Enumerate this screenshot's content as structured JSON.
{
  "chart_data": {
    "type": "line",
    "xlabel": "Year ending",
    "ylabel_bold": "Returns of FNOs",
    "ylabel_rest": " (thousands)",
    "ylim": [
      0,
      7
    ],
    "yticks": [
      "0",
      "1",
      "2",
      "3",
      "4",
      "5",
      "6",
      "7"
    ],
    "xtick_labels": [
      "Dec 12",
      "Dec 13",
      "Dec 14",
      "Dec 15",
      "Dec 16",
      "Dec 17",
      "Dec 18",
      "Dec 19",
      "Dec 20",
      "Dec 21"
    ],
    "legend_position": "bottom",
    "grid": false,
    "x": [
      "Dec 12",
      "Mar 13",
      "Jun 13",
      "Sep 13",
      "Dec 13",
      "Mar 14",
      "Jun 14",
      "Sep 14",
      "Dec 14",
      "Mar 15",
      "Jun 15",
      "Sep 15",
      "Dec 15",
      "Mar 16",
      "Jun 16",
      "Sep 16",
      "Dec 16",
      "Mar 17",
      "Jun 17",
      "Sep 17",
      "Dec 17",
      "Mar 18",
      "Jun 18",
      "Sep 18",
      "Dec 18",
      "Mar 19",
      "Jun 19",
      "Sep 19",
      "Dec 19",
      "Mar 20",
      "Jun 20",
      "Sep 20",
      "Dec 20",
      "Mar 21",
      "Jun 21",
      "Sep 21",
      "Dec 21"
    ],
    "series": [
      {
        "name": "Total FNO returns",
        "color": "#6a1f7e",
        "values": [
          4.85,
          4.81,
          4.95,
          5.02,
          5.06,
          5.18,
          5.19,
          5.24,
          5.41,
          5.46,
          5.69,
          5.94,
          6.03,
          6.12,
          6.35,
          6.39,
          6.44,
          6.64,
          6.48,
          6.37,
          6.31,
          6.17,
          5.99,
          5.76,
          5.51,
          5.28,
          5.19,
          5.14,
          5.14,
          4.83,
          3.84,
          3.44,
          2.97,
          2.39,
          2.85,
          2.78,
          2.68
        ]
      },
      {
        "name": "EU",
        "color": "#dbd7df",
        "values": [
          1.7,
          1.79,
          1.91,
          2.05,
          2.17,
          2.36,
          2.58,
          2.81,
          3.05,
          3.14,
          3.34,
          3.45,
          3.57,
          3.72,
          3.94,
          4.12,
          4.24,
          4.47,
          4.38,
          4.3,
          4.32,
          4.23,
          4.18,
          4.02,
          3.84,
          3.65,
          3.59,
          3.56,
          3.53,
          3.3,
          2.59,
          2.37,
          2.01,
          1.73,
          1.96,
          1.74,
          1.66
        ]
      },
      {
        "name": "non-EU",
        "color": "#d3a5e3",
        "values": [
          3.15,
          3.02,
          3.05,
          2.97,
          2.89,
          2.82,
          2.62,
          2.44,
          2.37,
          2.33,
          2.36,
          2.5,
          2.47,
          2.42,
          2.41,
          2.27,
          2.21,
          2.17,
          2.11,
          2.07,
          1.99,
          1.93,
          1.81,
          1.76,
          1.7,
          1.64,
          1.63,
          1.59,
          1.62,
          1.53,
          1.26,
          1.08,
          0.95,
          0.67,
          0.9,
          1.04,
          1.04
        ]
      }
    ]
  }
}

(Task details) Gather each line of the records holding the string "color".

(Task response)
        "color": "#6a1f7e",
        "color": "#dbd7df",
        "color": "#d3a5e3",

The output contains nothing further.